◆ Given request
Can you print the data exactly and leave out each image?

— start —

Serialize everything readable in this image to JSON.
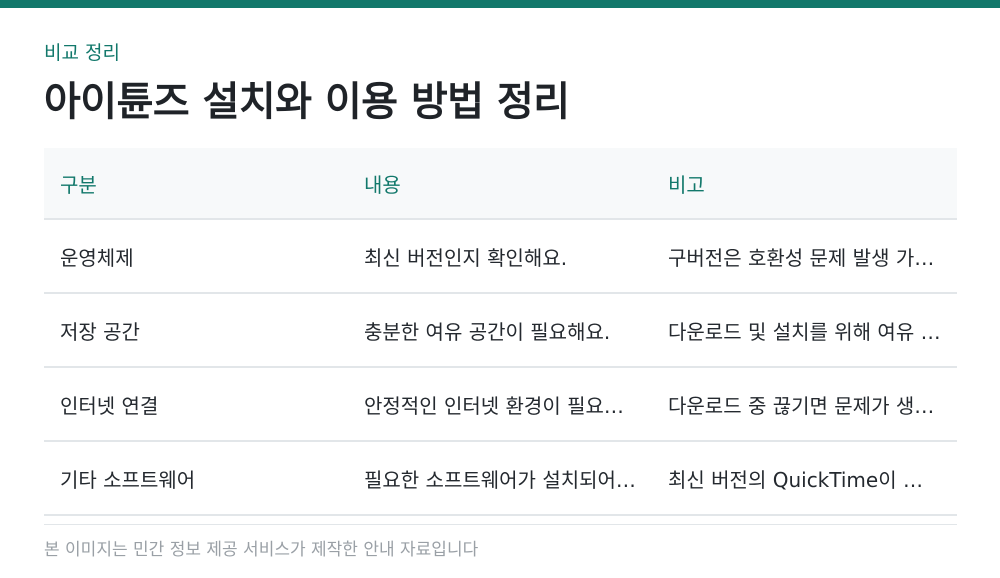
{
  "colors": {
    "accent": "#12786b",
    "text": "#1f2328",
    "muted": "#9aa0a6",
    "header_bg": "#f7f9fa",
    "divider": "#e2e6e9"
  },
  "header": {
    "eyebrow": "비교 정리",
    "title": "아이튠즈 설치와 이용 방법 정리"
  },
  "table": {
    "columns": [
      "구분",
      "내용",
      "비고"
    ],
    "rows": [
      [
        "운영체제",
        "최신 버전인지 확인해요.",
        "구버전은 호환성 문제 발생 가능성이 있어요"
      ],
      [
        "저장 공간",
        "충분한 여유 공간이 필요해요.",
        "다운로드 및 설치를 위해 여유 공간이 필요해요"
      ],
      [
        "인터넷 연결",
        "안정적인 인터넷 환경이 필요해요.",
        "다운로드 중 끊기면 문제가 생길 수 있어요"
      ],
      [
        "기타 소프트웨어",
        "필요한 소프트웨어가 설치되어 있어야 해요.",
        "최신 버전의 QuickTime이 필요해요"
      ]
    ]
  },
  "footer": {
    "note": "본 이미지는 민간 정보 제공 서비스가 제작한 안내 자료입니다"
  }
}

— end —

◆ Task output
Serialize everything readable in this image to JSON.
{
  "colors": {
    "accent": "#12786b",
    "text": "#1f2328",
    "muted": "#9aa0a6",
    "header_bg": "#f7f9fa",
    "divider": "#e2e6e9"
  },
  "header": {
    "eyebrow": "비교 정리",
    "title": "아이튠즈 설치와 이용 방법 정리"
  },
  "table": {
    "columns": [
      "구분",
      "내용",
      "비고"
    ],
    "rows": [
      [
        "운영체제",
        "최신 버전인지 확인해요.",
        "구버전은 호환성 문제 발생 가능성이 있어요"
      ],
      [
        "저장 공간",
        "충분한 여유 공간이 필요해요.",
        "다운로드 및 설치를 위해 여유 공간이 필요해요"
      ],
      [
        "인터넷 연결",
        "안정적인 인터넷 환경이 필요해요.",
        "다운로드 중 끊기면 문제가 생길 수 있어요"
      ],
      [
        "기타 소프트웨어",
        "필요한 소프트웨어가 설치되어 있어야 해요.",
        "최신 버전의 QuickTime이 필요해요"
      ]
    ]
  },
  "footer": {
    "note": "본 이미지는 민간 정보 제공 서비스가 제작한 안내 자료입니다"
  }
}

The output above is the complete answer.